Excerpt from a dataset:

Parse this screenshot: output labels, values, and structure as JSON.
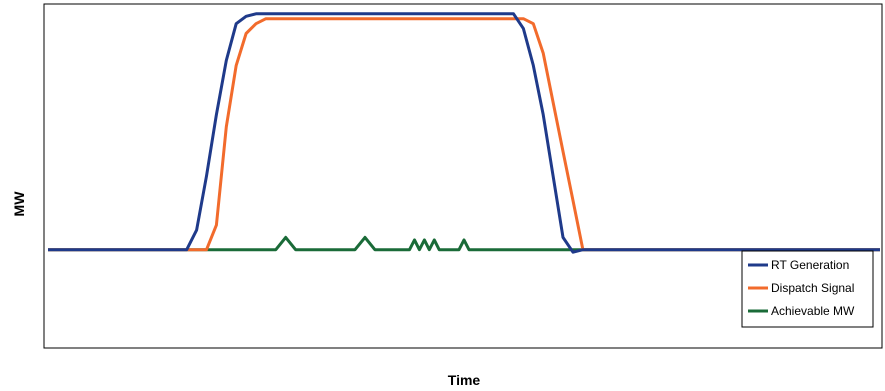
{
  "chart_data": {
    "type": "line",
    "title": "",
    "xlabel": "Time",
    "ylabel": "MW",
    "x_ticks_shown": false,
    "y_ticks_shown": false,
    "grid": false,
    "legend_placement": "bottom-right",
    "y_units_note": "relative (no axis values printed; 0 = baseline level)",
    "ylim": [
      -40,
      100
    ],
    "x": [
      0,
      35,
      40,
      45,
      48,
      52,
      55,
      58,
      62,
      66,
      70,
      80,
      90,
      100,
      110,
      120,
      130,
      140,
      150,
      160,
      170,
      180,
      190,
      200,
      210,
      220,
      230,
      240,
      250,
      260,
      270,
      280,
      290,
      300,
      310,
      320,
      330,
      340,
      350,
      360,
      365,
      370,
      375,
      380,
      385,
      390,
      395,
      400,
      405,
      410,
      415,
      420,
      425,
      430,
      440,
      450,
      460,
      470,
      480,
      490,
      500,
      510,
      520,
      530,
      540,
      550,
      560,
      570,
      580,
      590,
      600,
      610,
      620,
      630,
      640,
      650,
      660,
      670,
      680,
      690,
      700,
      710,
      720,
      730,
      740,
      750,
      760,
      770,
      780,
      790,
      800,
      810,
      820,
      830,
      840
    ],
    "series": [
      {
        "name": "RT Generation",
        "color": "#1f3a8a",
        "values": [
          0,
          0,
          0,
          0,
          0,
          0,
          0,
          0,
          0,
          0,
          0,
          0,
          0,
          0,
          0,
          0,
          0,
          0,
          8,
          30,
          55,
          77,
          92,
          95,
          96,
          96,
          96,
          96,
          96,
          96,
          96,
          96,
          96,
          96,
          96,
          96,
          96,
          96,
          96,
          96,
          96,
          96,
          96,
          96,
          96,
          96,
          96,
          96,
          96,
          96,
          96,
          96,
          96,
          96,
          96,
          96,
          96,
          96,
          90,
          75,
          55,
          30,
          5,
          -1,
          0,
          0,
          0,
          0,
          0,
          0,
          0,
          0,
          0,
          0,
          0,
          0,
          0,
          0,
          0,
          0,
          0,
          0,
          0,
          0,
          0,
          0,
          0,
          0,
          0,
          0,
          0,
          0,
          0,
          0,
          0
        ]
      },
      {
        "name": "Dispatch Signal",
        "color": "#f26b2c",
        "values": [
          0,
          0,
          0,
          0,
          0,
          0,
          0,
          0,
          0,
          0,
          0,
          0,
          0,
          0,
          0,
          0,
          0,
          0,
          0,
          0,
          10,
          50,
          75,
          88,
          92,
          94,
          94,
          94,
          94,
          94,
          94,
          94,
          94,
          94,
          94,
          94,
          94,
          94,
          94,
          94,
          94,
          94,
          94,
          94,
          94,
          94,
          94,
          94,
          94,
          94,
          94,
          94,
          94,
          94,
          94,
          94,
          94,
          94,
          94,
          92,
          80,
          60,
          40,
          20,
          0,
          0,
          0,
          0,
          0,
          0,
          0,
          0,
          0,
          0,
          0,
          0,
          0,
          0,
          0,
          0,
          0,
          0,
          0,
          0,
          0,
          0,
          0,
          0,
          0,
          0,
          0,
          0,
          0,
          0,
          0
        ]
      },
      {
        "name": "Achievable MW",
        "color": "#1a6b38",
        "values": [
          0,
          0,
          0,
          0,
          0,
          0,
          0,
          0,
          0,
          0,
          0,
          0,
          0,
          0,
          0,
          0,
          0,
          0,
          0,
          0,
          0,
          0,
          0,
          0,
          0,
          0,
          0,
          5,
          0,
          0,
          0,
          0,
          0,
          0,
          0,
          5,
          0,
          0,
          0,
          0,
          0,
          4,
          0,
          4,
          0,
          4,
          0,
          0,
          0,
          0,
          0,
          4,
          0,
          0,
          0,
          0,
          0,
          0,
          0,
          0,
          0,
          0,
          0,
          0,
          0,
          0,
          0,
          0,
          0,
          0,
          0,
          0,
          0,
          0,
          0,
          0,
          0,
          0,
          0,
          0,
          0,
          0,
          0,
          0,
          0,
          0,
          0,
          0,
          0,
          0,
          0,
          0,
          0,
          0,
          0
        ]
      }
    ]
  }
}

* * *

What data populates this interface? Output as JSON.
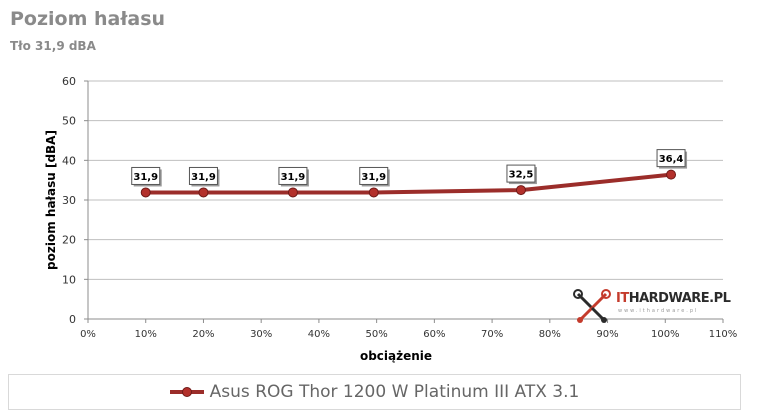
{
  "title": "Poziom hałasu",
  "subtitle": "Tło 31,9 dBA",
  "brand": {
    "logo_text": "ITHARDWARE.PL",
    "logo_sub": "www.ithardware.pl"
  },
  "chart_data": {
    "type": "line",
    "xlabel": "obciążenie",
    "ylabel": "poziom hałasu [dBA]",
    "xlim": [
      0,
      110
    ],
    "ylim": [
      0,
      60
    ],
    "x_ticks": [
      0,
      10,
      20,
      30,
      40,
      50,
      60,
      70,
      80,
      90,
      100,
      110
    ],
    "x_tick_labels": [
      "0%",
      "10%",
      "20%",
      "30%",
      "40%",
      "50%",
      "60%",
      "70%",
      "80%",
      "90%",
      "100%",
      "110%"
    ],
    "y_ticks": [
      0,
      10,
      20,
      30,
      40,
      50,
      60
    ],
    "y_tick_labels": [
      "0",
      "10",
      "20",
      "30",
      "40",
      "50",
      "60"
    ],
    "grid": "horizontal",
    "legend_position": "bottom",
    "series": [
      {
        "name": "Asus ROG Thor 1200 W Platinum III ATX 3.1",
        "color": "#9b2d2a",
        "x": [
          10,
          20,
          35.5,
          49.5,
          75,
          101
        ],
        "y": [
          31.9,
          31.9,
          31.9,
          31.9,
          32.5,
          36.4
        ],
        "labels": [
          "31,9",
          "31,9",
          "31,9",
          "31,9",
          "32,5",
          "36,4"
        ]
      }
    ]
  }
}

**WHAT YOU NEED TO DO**
Lines that include the word "false" — how many are there in the data? Answer with the number alone.

**OUTPUT FOR THIS EXERCISE**
3